(Stored records)
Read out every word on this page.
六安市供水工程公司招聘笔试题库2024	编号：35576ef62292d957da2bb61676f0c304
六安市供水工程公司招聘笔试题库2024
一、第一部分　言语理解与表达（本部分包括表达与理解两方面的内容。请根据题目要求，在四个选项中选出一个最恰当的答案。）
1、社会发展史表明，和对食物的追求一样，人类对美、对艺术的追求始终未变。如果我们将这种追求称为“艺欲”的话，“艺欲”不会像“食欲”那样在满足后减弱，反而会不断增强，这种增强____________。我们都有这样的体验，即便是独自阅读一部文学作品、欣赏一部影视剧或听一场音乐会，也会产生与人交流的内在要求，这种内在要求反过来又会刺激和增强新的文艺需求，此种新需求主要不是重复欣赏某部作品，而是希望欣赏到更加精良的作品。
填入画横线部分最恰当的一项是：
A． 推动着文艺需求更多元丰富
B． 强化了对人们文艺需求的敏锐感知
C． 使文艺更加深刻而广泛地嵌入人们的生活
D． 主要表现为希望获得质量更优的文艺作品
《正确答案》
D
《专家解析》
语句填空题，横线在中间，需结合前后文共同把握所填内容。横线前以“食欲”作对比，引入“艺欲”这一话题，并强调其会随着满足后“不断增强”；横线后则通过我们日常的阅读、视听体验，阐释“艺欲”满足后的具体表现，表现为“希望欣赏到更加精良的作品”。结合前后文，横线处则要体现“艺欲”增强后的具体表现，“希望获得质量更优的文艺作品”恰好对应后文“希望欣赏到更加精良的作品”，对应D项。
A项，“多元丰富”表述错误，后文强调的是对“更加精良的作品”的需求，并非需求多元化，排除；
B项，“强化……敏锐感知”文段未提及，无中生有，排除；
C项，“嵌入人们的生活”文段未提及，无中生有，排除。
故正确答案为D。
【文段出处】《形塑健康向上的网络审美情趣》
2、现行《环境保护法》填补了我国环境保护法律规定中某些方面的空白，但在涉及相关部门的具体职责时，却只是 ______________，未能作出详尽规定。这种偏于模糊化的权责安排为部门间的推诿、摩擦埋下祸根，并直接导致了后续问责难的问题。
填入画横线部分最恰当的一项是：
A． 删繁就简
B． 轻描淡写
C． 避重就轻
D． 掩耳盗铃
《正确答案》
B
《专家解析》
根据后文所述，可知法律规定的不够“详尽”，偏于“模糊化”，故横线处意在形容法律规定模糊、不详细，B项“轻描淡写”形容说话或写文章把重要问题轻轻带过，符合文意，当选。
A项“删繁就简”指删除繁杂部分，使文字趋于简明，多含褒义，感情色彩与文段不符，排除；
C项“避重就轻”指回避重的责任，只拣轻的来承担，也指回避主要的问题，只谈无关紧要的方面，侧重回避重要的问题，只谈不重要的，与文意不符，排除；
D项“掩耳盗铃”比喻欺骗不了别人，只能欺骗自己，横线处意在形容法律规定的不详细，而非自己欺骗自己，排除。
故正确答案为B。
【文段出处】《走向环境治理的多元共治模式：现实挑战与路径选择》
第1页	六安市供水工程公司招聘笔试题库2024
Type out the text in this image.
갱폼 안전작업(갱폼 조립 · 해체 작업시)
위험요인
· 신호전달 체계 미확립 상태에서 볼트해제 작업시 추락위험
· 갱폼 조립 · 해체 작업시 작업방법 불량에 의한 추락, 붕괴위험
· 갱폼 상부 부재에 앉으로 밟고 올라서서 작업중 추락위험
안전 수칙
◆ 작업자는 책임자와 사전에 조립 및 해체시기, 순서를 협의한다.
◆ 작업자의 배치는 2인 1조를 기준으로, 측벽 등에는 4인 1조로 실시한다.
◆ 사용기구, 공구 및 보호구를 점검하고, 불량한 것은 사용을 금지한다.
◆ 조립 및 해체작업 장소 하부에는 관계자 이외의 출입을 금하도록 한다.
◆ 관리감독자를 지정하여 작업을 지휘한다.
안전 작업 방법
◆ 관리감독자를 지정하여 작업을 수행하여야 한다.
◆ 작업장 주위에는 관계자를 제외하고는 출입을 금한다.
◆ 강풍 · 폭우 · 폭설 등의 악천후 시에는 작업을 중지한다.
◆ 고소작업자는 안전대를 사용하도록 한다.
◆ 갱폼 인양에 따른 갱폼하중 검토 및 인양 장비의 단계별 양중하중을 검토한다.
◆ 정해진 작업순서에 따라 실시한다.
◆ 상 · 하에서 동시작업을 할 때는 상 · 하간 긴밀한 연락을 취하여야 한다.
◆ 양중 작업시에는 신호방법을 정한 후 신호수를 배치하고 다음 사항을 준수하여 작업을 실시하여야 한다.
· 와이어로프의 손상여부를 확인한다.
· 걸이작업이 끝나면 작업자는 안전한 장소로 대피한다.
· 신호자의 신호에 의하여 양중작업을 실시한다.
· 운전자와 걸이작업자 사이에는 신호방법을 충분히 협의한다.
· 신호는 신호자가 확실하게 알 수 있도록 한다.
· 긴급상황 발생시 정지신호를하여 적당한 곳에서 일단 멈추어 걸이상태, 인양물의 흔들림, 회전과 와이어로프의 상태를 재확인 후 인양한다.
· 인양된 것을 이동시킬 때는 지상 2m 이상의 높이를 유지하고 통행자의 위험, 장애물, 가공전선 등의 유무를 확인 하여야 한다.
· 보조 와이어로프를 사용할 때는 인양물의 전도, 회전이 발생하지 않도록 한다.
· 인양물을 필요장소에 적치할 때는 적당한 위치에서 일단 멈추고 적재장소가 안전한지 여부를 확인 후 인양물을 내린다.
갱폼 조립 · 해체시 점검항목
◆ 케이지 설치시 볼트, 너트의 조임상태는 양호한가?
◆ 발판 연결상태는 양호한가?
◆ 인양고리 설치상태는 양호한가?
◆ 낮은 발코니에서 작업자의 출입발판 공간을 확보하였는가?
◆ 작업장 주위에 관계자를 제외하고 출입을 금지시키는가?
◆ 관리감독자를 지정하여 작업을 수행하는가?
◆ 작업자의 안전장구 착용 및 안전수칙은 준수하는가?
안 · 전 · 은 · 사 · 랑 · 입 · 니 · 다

Problem description =
Copy out each record exactly as given, omitting none.

Solution to this problem =
Read out every word on this page.
六安市供水工程公司招聘笔试题库2024	编号：35576ef62292d957da2bb61676f0c304
六安市供水工程公司招聘笔试题库2024
一、第一部分　言语理解与表达（本部分包括表达与理解两方面的内容。请根据题目要求，在四个选项中选出一个最恰当的答案。）
1、社会发展史表明，和对食物的追求一样，人类对美、对艺术的追求始终未变。如果我们将这种追求称为“艺欲”的话，“艺欲”不会像“食欲”那样在满足后减弱，反而会不断增强，这种增强____________。我们都有这样的体验，即便是独自阅读一部文学作品、欣赏一部影视剧或听一场音乐会，也会产生与人交流的内在要求，这种内在要求反过来又会刺激和增强新的文艺需求，此种新需求主要不是重复欣赏某部作品，而是希望欣赏到更加精良的作品。
填入画横线部分最恰当的一项是：
A． 推动着文艺需求更多元丰富
B． 强化了对人们文艺需求的敏锐感知
C． 使文艺更加深刻而广泛地嵌入人们的生活
D． 主要表现为希望获得质量更优的文艺作品
《正确答案》
D
《专家解析》
语句填空题，横线在中间，需结合前后文共同把握所填内容。横线前以“食欲”作对比，引入“艺欲”这一话题，并强调其会随着满足后“不断增强”；横线后则通过我们日常的阅读、视听体验，阐释“艺欲”满足后的具体表现，表现为“希望欣赏到更加精良的作品”。结合前后文，横线处则要体现“艺欲”增强后的具体表现，“希望获得质量更优的文艺作品”恰好对应后文“希望欣赏到更加精良的作品”，对应D项。
A项，“多元丰富”表述错误，后文强调的是对“更加精良的作品”的需求，并非需求多元化，排除；
B项，“强化……敏锐感知”文段未提及，无中生有，排除；
C项，“嵌入人们的生活”文段未提及，无中生有，排除。
故正确答案为D。
【文段出处】《形塑健康向上的网络审美情趣》
2、现行《环境保护法》填补了我国环境保护法律规定中某些方面的空白，但在涉及相关部门的具体职责时，却只是 ______________，未能作出详尽规定。这种偏于模糊化的权责安排为部门间的推诿、摩擦埋下祸根，并直接导致了后续问责难的问题。
填入画横线部分最恰当的一项是：
A． 删繁就简
B． 轻描淡写
C． 避重就轻
D． 掩耳盗铃
《正确答案》
B
《专家解析》
根据后文所述，可知法律规定的不够“详尽”，偏于“模糊化”，故横线处意在形容法律规定模糊、不详细，B项“轻描淡写”形容说话或写文章把重要问题轻轻带过，符合文意，当选。
A项“删繁就简”指删除繁杂部分，使文字趋于简明，多含褒义，感情色彩与文段不符，排除；
C项“避重就轻”指回避重的责任，只拣轻的来承担，也指回避主要的问题，只谈无关紧要的方面，侧重回避重要的问题，只谈不重要的，与文意不符，排除；
D项“掩耳盗铃”比喻欺骗不了别人，只能欺骗自己，横线处意在形容法律规定的不详细，而非自己欺骗自己，排除。
故正确答案为B。
【文段出处】《走向环境治理的多元共治模式：现实挑战与路径选择》
第1页	六安市供水工程公司招聘笔试题库2024
Type out the text in this image.
갱폼 안전작업(갱폼 조립 · 해체 작업시)
위험요인
· 신호전달 체계 미확립 상태에서 볼트해제 작업시 추락위험
· 갱폼 조립 · 해체 작업시 작업방법 불량에 의한 추락, 붕괴위험
· 갱폼 상부 부재에 앉으로 밟고 올라서서 작업중 추락위험
안전 수칙
◆ 작업자는 책임자와 사전에 조립 및 해체시기, 순서를 협의한다.
◆ 작업자의 배치는 2인 1조를 기준으로, 측벽 등에는 4인 1조로 실시한다.
◆ 사용기구, 공구 및 보호구를 점검하고, 불량한 것은 사용을 금지한다.
◆ 조립 및 해체작업 장소 하부에는 관계자 이외의 출입을 금하도록 한다.
◆ 관리감독자를 지정하여 작업을 지휘한다.
안전 작업 방법
◆ 관리감독자를 지정하여 작업을 수행하여야 한다.
◆ 작업장 주위에는 관계자를 제외하고는 출입을 금한다.
◆ 강풍 · 폭우 · 폭설 등의 악천후 시에는 작업을 중지한다.
◆ 고소작업자는 안전대를 사용하도록 한다.
◆ 갱폼 인양에 따른 갱폼하중 검토 및 인양 장비의 단계별 양중하중을 검토한다.
◆ 정해진 작업순서에 따라 실시한다.
◆ 상 · 하에서 동시작업을 할 때는 상 · 하간 긴밀한 연락을 취하여야 한다.
◆ 양중 작업시에는 신호방법을 정한 후 신호수를 배치하고 다음 사항을 준수하여 작업을 실시하여야 한다.
· 와이어로프의 손상여부를 확인한다.
· 걸이작업이 끝나면 작업자는 안전한 장소로 대피한다.
· 신호자의 신호에 의하여 양중작업을 실시한다.
· 운전자와 걸이작업자 사이에는 신호방법을 충분히 협의한다.
· 신호는 신호자가 확실하게 알 수 있도록 한다.
· 긴급상황 발생시 정지신호를하여 적당한 곳에서 일단 멈추어 걸이상태, 인양물의 흔들림, 회전과 와이어로프의 상태를 재확인 후 인양한다.
· 인양된 것을 이동시킬 때는 지상 2m 이상의 높이를 유지하고 통행자의 위험, 장애물, 가공전선 등의 유무를 확인 하여야 한다.
· 보조 와이어로프를 사용할 때는 인양물의 전도, 회전이 발생하지 않도록 한다.
· 인양물을 필요장소에 적치할 때는 적당한 위치에서 일단 멈추고 적재장소가 안전한지 여부를 확인 후 인양물을 내린다.
갱폼 조립 · 해체시 점검항목
◆ 케이지 설치시 볼트, 너트의 조임상태는 양호한가?
◆ 발판 연결상태는 양호한가?
◆ 인양고리 설치상태는 양호한가?
◆ 낮은 발코니에서 작업자의 출입발판 공간을 확보하였는가?
◆ 작업장 주위에 관계자를 제외하고 출입을 금지시키는가?
◆ 관리감독자를 지정하여 작업을 수행하는가?
◆ 작업자의 안전장구 착용 및 안전수칙은 준수하는가?
안 · 전 · 은 · 사 · 랑 · 입 · 니 · 다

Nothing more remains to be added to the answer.